━━ Source text

Effect of pituitary adenylate cyclase-activating polypeptide 38 (PACAP38) on tissue oxygen content--treatment in central nervous system of mice.

It has been reported that pituitary adenylate cyclase-activating polypeptide (PACAP) plays an important role in preventing neuronal cell death and is also a potent vasodilator. Cerebral hypotension and hypoperfusion during cerebral ischemia and neurodegenerative diseases are well known as some of the negative factors which aggravate neuronal cell death. Nevertheless, the effect of PACAP on the cerebral circulation was not understood well. Therefore, in the present study, we determined the mean arterial blood pressure (MBP), regional cerebral blood flow (rCBF) and cerebral oxygen content (pO2) in mice, and estimated the therapeutically useful doses of PACAP. Under barbiturate anesthesia, polyethylene tubes were inserted into mice to monitor MBP and to administer PACAP (5 x 10(-13)-5 x 10(-8) mol/kg) or vasoactive intestinal peptide (VIP; 5 x 10(-12) and 5 x 10(-9) mol/kg). Then, MBP, rCBF and cerebral pO2 were simultaneously measured in the mice. PACAP (5 x 10(-10)-5 x 10(-9) mol/kg) injections transiently decreased MBP, and cerebral pO2. PACAP (5 x 10(-8) mol/kg) injections produced a long-lasting potent decline of MBP, rCBF and cerebral pO2. Therefore, PACAP should be applied at low doses which do not influence the MBP and cerebral circulation to determine the therapeutically useful doses of PACAP for neuroprotection.

━━━━
━━ Data under study

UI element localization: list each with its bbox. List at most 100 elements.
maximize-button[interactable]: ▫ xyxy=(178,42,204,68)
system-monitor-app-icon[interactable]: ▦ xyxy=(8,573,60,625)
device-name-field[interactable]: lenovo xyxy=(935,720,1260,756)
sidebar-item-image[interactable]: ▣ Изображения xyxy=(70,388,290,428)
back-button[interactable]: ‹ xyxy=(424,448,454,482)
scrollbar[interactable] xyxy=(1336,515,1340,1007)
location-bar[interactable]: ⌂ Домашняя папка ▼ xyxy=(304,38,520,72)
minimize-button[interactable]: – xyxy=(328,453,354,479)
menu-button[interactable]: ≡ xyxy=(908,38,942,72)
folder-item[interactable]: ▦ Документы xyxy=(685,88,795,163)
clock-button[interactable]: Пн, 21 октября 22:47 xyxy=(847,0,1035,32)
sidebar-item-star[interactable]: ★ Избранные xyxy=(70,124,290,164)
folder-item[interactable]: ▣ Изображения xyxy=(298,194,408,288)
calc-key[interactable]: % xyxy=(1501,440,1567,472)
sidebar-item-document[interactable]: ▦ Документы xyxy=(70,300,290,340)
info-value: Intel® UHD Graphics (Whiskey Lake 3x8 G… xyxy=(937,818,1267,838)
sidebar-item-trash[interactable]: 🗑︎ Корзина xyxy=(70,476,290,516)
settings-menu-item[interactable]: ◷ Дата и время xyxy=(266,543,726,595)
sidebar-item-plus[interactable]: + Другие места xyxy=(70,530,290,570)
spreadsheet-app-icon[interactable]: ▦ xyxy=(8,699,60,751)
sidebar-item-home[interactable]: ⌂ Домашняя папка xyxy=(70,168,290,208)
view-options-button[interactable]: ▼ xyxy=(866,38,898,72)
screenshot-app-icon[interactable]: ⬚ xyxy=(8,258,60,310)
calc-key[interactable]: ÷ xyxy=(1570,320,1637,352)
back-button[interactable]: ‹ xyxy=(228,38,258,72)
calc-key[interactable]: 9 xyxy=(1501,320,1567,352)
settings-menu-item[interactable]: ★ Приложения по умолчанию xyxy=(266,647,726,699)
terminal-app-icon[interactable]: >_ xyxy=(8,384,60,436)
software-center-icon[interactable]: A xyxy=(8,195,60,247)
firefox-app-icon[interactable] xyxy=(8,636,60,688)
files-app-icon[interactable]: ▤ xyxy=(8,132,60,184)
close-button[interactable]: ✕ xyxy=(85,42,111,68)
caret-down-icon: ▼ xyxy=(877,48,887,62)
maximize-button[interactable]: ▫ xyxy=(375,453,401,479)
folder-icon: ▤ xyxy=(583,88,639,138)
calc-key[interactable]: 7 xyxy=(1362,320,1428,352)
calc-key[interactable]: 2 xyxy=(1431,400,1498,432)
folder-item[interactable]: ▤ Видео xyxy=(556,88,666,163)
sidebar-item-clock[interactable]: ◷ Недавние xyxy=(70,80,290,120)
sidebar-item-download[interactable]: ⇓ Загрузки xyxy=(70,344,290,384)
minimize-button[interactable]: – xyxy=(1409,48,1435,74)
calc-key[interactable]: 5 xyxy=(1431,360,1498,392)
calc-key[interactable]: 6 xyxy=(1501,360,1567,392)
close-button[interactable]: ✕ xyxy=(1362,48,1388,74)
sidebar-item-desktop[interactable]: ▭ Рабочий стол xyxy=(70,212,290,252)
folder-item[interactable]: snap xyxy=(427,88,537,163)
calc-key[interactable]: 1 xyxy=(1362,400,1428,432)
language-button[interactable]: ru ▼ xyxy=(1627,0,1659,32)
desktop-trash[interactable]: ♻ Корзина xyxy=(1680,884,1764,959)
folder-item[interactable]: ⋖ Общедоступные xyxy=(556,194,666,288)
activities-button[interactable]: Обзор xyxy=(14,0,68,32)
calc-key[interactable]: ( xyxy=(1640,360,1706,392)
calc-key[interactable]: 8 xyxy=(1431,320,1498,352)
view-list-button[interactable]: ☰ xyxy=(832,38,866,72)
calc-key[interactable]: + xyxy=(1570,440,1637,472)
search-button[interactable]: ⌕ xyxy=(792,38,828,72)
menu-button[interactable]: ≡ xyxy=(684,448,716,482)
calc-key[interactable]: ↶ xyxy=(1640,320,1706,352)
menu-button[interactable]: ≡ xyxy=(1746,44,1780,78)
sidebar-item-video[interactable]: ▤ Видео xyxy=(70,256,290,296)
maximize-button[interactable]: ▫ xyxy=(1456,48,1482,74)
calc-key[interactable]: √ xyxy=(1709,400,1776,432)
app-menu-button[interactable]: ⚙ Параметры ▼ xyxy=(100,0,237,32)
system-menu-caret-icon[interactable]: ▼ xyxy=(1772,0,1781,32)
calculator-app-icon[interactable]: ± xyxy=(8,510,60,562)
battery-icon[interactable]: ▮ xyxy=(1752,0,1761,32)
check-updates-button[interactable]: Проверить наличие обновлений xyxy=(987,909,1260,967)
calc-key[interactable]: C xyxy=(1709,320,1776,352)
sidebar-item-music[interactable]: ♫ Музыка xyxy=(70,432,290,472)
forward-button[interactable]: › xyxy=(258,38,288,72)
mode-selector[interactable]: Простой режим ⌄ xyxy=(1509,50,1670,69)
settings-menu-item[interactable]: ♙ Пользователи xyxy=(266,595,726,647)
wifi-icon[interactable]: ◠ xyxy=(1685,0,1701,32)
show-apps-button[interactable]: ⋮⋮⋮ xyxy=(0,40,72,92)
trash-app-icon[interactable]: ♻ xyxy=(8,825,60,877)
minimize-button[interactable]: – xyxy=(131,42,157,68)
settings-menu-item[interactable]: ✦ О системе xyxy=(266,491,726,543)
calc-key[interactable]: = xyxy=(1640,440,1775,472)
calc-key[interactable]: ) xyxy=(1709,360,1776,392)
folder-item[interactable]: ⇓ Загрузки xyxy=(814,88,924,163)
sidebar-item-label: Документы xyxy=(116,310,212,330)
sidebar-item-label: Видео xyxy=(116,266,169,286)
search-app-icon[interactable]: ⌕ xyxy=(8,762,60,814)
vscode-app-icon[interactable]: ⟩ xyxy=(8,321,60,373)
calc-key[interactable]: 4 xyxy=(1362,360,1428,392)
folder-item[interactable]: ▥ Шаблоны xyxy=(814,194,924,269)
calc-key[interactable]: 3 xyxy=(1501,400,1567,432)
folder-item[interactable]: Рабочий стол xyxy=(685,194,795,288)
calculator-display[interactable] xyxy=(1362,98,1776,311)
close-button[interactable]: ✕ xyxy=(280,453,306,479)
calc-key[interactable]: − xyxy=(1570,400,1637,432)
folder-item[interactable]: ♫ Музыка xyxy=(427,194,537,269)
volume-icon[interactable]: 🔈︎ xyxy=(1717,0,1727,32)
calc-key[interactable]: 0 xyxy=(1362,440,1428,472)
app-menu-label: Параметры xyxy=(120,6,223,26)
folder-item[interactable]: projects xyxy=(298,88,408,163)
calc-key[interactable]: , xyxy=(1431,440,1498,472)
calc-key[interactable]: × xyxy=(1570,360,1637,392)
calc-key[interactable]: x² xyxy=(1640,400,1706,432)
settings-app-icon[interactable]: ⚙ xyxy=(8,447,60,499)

━━━━

Going back to the PACAP38 text, list every abbreviation it introduces in parentheses, each paired with the full term it stands for.

• _Response_:
- PACAP38: pituitary adenylate cyclase-activating polypeptide 38
- PACAP: pituitary adenylate cyclase-activating polypeptide
- MBP: mean arterial blood pressure
- rCBF: regional cerebral blood flow
- pO2: cerebral oxygen content
- VIP: vasoactive intestinal peptide